Cabinet reshuffle: Who are Kier Starmer’s picks for the UK’s green economy?

Starmer chose his Cabinet this afternoon (5 July) after announcing his general election success in the small hours. Labour won by a landslide, with more than 400 seats, as the Tories lost more than 240.

The new Labour Government is expected to set more ambitious targets to scale renewable energy, boost energy efficiency and grow priority green manufacturing sectors like hydrogen. It will also enhance corporate climate transition plan requirements and continue the delivery of the 25-Year Environment Plan.

Starmer last reshuffled his Shadow Cabinet in September 2023, in preparation for the general election. As such, there are few surprises in his post-election picks for senior Ministers with touch-points to the UK’s green economy.

Here, edie provides a handy ‘who’s who’ of Labour Secretaries of State for readers.

Rachel Reeves – Chancellor

As expected, Reeves is the UK’s first female Chancellor. She has described her appointment as “the honour of my life”.

Reeves is best known in the green economy for making, then retracting, a commitment to unlock £28bn of investment each year. The commitment was watered down earlier this year with Reeves placing the blame at the Tories. Labour is now targeting £7.3bn for priority green manufacturing sectors, plus three times more private investment in these industries, as part of a forthcoming industrial strategy.

Reeves has served in the Labour Shadow Cabinet since October 2010 and held multiple roles on Select Committees relating to business, trade, innovation and skills.

Reeves will be flanked by Darren Jones as Chief Secretary to the Treasury. Jones spearheaded the BEIS Select Committee until it was disbanded after Rishi Sunak created DESNZ.

Ed Miliband – Secretary of State for Energy Security and Net-Zero

Miliband is the Labour Party’s most experienced MP when it comes to senior climate roles. He was Secretary of State at the Department for Energy and Climate Change from 2008 to 2010, when he stepped up as Labour Party Leader.

> OBJECTIVE A: In the article on Starmer's Cabinet picks, which years did Ed Miliband serve as Secretary of State at the Department for Energy and Climate Change?
> OBJECTIVE B: Copy the article on Starmer's Cabinet picks word for word, from the text between "The new Labour" and "UK’s green economy.", inclusive.

> RECORD SET:
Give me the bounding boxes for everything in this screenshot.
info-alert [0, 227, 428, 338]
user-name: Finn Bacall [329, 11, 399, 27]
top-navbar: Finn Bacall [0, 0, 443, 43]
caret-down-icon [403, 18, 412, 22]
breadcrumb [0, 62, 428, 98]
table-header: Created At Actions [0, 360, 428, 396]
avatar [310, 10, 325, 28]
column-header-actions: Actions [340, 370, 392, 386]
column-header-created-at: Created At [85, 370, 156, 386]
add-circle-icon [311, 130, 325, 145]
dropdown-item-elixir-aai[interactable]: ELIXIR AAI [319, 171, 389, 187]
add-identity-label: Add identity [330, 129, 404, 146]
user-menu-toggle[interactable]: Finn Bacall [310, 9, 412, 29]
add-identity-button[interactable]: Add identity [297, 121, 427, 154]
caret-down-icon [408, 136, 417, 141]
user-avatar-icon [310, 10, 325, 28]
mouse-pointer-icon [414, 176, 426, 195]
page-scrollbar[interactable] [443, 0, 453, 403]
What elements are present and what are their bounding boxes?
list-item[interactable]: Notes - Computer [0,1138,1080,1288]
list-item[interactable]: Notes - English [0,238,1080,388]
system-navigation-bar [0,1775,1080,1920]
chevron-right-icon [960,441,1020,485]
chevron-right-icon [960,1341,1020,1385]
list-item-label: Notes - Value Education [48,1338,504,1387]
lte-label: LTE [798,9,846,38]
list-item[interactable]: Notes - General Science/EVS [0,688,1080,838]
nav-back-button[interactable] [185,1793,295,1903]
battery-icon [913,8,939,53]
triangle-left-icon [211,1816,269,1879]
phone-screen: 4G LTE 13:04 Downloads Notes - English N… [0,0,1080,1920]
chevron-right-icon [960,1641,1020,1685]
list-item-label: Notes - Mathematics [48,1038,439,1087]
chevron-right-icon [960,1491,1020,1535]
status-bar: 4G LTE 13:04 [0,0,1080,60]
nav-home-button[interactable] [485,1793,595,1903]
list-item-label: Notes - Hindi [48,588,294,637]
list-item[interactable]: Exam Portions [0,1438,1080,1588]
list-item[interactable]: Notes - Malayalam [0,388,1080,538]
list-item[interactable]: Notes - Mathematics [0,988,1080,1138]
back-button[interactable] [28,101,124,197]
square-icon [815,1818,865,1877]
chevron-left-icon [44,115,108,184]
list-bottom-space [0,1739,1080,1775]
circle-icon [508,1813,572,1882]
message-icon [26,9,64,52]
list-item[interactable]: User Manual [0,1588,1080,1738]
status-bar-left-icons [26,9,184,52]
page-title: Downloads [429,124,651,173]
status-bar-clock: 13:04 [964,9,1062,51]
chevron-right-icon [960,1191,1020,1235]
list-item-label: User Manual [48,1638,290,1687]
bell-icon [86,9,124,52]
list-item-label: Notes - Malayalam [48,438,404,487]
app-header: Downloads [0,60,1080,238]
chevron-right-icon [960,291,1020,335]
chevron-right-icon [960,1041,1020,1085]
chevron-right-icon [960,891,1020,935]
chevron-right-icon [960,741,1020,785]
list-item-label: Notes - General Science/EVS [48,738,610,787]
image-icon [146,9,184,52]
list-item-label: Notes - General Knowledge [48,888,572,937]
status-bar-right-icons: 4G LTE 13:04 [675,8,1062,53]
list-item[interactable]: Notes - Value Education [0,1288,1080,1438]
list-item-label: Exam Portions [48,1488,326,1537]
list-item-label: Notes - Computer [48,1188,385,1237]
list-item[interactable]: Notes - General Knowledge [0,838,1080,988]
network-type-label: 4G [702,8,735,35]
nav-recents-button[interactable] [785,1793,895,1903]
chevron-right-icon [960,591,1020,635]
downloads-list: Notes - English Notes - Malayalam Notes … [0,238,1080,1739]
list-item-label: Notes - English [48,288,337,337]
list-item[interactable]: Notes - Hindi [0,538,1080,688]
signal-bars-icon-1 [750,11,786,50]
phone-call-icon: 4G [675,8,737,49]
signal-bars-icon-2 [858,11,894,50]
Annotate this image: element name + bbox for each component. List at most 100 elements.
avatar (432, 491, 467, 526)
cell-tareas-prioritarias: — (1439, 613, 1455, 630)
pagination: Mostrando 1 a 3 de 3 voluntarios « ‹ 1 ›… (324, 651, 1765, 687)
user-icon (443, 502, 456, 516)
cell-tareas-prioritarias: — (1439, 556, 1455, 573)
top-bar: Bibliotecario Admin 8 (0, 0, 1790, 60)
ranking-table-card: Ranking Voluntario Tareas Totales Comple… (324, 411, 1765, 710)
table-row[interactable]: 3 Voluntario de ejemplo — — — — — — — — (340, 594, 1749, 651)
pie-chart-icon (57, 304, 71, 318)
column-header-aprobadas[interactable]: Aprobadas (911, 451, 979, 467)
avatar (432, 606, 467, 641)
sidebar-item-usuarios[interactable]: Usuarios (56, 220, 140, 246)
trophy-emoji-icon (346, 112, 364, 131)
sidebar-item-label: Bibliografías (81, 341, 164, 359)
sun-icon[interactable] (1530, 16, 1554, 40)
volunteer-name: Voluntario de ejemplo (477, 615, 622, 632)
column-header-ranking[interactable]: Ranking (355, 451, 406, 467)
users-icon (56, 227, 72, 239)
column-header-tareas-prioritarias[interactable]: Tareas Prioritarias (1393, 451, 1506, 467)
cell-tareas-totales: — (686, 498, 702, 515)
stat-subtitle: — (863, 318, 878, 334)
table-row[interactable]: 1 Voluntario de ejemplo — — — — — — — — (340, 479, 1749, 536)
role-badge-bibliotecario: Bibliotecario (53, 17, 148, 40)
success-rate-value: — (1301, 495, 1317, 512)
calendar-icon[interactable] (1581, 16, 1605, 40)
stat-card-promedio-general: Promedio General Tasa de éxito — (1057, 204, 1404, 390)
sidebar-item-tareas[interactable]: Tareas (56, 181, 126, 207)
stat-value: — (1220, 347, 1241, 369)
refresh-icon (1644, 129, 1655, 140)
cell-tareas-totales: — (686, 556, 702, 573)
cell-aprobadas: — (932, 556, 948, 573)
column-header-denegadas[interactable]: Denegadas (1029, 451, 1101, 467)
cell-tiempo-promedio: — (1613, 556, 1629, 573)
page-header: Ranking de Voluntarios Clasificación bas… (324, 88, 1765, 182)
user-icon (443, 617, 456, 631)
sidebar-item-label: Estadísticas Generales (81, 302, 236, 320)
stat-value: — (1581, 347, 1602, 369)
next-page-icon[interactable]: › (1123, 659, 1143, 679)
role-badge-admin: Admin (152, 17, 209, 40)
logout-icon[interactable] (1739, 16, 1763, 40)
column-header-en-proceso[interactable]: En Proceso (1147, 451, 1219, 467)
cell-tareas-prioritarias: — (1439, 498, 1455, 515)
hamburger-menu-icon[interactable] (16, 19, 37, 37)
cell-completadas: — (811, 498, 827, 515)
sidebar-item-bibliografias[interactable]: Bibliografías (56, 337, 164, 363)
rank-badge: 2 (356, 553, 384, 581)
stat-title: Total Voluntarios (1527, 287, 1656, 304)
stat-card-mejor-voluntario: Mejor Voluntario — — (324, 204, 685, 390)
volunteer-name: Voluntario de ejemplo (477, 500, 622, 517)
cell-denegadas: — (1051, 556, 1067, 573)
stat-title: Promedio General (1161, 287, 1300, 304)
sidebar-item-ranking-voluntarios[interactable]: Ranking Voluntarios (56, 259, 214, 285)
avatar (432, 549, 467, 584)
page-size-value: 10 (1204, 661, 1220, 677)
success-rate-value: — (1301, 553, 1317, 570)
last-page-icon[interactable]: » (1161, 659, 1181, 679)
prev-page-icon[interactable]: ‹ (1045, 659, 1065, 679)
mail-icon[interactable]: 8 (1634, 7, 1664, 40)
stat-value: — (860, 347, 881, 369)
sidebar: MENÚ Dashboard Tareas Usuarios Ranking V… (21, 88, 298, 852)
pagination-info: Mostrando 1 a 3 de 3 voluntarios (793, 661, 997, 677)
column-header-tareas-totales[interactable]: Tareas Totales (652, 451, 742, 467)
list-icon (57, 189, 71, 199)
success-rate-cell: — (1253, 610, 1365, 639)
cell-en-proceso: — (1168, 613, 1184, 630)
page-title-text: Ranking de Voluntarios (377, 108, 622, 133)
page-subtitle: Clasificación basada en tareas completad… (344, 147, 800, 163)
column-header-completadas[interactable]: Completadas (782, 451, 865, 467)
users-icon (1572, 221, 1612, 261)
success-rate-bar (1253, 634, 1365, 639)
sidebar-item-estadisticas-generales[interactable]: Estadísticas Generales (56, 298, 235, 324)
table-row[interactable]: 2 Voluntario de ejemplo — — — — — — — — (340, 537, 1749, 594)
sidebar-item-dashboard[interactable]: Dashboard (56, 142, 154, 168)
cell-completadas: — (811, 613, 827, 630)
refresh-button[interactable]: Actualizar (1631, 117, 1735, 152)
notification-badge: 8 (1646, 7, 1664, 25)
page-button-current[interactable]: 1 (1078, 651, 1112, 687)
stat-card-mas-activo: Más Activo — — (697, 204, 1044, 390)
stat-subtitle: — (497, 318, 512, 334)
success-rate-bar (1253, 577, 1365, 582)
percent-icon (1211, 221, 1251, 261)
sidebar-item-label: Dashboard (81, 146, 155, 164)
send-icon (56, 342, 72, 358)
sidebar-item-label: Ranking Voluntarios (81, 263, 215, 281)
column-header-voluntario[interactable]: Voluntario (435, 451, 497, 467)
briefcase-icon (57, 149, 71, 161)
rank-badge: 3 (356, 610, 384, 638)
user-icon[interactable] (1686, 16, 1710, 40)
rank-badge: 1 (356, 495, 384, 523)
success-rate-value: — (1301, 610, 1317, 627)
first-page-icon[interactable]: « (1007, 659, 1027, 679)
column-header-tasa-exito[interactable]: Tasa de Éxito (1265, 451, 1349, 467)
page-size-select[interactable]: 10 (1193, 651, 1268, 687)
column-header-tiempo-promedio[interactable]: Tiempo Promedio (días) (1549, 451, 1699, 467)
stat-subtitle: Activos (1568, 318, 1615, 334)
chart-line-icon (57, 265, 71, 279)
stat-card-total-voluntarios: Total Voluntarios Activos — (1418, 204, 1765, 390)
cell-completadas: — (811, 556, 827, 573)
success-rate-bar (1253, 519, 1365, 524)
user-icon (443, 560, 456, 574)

> FINISHED ANSWER A: From 2008 to 2010.

> FINISHED ANSWER B:
The new Labour Government is expected to set more ambitious targets to scale renewable energy, boost energy efficiency and grow priority green manufacturing sectors like hydrogen. It will also enhance corporate climate transition plan requirements and continue the delivery of the 25-Year Environment Plan.

Starmer last reshuffled his Shadow Cabinet in September 2023, in preparation for the general election. As such, there are few surprises in his post-election picks for senior Ministers with touch-points to the UK’s green economy.